Exercise brief = Work through the data and report how many lines include the string "JSON", giving the number alone.
********************
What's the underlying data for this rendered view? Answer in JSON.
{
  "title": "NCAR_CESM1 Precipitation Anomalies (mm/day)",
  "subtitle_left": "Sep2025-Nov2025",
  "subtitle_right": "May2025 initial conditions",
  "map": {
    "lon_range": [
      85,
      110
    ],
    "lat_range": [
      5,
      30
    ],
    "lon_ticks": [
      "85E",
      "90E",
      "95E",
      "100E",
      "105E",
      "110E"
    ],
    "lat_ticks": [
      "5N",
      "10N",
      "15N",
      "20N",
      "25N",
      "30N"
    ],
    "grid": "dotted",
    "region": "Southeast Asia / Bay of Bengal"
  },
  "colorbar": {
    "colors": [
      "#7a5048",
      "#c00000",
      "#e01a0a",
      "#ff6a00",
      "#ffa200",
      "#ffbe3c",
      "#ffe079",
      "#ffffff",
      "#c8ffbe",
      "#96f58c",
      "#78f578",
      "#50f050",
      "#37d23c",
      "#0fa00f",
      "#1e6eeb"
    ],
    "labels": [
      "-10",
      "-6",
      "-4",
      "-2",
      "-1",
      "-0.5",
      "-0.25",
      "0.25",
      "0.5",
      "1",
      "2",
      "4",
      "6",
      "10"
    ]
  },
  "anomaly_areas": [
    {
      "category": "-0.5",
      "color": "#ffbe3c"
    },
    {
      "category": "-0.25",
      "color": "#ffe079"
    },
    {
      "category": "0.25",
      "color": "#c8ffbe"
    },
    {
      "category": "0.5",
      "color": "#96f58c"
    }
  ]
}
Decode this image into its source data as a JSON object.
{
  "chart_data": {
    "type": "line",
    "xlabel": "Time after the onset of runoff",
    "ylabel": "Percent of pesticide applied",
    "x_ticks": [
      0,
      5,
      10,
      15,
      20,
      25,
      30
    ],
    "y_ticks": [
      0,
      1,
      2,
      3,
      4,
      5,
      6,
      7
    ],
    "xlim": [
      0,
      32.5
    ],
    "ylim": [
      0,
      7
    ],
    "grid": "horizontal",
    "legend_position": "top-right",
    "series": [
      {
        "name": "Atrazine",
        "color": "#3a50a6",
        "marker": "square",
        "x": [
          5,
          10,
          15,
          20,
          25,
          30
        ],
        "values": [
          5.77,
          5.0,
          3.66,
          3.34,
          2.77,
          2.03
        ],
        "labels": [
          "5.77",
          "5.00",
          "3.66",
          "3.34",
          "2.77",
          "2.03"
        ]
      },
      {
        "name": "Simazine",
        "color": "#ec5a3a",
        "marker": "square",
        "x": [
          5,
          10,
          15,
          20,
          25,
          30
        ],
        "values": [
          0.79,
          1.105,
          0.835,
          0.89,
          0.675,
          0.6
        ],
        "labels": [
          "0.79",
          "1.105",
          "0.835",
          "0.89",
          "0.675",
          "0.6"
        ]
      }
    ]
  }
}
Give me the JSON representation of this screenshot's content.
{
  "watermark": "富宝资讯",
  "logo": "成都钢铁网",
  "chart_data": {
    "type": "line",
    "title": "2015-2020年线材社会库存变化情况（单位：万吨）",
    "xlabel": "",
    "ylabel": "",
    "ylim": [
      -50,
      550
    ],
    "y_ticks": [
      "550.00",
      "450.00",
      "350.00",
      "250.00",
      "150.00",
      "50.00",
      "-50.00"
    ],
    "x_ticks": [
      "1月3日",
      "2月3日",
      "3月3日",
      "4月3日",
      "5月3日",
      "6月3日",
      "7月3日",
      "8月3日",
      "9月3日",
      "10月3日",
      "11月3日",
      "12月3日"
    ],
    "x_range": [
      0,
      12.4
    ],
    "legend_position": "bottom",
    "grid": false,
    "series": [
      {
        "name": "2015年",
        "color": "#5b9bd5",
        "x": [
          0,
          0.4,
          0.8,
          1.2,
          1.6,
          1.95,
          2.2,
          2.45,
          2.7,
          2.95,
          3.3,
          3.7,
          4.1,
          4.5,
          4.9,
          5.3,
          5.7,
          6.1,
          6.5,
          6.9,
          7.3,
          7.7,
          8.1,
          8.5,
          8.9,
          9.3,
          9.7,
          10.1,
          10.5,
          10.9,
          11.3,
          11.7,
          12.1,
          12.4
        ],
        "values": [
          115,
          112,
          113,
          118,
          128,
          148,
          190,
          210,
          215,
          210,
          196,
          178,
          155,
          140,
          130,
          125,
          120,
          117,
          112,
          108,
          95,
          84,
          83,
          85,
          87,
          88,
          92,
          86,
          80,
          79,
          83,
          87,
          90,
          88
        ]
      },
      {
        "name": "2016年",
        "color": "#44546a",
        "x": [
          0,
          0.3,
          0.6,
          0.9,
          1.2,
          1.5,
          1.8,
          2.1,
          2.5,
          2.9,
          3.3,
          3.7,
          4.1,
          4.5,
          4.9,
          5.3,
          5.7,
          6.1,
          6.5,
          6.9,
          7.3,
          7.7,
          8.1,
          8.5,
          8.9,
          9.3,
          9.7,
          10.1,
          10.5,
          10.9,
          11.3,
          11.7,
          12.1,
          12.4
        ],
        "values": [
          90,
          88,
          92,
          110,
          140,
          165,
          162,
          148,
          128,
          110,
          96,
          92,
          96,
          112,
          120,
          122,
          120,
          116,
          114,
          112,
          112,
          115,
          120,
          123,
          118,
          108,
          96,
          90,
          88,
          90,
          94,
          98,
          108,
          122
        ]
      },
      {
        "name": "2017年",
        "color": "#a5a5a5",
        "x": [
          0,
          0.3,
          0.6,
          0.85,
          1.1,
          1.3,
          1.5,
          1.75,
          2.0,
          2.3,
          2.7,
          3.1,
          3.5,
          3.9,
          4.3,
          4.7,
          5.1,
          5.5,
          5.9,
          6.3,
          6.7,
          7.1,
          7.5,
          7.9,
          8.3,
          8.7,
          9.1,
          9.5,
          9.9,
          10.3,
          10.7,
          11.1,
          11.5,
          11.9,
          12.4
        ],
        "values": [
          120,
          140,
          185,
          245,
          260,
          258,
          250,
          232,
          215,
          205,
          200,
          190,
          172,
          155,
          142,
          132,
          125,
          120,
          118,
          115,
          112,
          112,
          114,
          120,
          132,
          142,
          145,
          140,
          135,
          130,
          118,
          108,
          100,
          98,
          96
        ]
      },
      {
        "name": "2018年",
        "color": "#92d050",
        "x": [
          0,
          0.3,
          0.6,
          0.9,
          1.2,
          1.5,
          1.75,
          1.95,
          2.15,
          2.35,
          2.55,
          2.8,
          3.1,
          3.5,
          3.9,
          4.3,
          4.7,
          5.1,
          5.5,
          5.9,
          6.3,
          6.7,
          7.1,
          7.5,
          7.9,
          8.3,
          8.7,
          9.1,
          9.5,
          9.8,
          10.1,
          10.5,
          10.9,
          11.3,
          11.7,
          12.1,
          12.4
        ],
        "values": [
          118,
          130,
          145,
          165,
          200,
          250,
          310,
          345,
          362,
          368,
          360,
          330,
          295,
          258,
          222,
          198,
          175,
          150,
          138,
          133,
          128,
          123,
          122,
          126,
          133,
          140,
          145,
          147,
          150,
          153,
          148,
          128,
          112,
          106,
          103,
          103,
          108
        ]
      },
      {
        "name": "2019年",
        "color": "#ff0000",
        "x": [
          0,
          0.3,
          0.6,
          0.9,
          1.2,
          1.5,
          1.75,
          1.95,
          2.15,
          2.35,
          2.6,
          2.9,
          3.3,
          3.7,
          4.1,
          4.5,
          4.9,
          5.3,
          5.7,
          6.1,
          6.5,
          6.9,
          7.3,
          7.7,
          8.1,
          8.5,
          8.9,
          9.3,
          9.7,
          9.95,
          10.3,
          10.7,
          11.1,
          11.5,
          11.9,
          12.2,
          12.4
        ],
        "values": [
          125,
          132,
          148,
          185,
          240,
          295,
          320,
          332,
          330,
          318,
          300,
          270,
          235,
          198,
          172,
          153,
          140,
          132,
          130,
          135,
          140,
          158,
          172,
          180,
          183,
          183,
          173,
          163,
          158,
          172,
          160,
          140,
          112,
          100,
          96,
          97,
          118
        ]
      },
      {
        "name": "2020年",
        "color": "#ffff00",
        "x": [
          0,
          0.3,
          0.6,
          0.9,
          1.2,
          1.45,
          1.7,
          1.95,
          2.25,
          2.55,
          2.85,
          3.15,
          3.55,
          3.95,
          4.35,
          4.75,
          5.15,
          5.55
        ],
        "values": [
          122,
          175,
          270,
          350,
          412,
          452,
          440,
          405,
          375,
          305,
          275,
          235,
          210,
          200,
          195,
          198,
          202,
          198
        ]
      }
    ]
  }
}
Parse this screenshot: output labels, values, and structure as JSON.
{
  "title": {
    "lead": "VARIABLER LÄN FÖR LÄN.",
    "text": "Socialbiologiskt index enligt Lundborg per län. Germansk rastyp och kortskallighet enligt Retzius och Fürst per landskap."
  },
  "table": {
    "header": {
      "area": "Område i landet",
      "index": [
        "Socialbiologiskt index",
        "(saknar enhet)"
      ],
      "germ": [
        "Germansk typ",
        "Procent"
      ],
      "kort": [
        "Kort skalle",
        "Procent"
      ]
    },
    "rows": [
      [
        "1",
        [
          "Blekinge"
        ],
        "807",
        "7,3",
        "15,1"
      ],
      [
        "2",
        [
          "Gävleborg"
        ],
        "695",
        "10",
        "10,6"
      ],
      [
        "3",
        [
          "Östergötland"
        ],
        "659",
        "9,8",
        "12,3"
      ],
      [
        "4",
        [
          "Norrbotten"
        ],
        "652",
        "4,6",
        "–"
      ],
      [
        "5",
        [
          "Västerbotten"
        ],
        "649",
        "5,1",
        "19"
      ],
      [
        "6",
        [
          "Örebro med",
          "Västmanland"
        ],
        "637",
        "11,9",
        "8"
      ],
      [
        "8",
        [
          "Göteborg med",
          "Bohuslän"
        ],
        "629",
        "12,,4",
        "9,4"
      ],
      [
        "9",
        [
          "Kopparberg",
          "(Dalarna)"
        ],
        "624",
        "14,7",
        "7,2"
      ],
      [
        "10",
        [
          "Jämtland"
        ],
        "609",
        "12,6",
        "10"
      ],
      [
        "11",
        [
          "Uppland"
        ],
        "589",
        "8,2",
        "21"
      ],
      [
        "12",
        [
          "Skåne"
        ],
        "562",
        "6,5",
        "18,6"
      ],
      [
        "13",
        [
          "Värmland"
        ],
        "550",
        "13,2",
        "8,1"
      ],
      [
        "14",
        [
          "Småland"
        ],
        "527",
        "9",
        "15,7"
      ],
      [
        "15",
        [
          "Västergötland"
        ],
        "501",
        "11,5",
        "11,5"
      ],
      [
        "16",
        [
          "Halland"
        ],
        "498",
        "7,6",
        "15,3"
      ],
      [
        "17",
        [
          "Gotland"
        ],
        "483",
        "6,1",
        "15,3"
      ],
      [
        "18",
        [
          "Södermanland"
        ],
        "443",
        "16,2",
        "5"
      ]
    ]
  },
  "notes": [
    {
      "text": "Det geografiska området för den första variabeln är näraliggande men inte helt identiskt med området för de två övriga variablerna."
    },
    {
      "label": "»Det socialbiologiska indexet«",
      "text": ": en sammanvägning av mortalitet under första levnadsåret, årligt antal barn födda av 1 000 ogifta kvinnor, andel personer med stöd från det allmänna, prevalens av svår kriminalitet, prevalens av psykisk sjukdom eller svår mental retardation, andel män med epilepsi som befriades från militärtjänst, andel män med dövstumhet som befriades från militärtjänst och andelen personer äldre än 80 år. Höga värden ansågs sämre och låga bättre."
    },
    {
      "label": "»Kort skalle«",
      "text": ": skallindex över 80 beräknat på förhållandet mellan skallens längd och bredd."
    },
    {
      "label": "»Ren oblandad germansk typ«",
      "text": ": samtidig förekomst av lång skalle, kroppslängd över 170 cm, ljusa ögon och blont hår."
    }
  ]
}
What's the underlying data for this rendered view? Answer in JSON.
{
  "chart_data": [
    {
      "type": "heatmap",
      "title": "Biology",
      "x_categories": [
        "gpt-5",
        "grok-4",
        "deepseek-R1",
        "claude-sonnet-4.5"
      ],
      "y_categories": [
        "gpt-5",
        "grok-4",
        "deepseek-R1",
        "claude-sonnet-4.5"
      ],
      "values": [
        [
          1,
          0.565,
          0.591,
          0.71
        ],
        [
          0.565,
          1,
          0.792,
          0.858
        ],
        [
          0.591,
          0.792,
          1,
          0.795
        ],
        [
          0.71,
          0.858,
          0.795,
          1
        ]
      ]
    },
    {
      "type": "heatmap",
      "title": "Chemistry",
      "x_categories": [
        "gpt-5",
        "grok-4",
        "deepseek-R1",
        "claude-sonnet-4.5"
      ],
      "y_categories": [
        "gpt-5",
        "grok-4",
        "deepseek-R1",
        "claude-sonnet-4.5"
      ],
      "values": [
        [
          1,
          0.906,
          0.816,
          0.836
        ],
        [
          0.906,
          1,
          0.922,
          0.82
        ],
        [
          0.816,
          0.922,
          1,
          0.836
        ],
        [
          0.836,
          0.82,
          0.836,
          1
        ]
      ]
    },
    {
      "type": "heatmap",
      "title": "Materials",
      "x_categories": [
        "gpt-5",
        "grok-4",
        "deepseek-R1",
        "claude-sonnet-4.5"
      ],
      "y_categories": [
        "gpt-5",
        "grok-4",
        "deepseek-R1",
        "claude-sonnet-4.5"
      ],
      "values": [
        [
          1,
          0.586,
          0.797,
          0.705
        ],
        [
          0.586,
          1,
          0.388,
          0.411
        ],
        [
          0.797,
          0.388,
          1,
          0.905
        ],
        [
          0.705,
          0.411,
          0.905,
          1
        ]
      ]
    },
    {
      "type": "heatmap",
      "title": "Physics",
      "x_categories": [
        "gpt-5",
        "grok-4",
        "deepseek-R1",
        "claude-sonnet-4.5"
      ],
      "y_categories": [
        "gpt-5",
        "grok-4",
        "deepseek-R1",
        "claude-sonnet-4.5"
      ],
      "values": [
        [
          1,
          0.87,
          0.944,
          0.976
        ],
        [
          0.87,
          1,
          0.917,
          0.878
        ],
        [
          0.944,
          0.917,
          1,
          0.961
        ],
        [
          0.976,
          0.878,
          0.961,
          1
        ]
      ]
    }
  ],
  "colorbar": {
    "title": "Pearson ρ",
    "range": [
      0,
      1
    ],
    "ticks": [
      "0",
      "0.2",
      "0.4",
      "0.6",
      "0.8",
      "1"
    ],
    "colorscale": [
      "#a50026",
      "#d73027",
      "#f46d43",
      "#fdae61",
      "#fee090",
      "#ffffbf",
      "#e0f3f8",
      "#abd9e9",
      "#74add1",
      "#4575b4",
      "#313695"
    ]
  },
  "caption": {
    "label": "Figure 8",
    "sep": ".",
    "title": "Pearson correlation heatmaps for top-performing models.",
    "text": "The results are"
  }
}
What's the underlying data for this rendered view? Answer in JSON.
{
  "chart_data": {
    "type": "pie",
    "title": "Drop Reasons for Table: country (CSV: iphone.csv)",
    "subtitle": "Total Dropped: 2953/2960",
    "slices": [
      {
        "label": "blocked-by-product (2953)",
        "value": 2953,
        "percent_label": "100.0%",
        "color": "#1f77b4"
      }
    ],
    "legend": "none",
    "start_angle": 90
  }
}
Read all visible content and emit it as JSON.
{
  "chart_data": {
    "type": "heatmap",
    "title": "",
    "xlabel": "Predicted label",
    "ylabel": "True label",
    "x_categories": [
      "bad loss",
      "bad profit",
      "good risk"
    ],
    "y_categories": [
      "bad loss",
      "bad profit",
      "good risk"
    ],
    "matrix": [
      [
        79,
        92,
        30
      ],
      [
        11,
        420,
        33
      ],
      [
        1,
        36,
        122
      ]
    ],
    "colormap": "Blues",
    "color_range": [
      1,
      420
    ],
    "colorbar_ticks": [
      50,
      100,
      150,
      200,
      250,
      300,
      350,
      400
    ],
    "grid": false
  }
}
********************
Task response = 7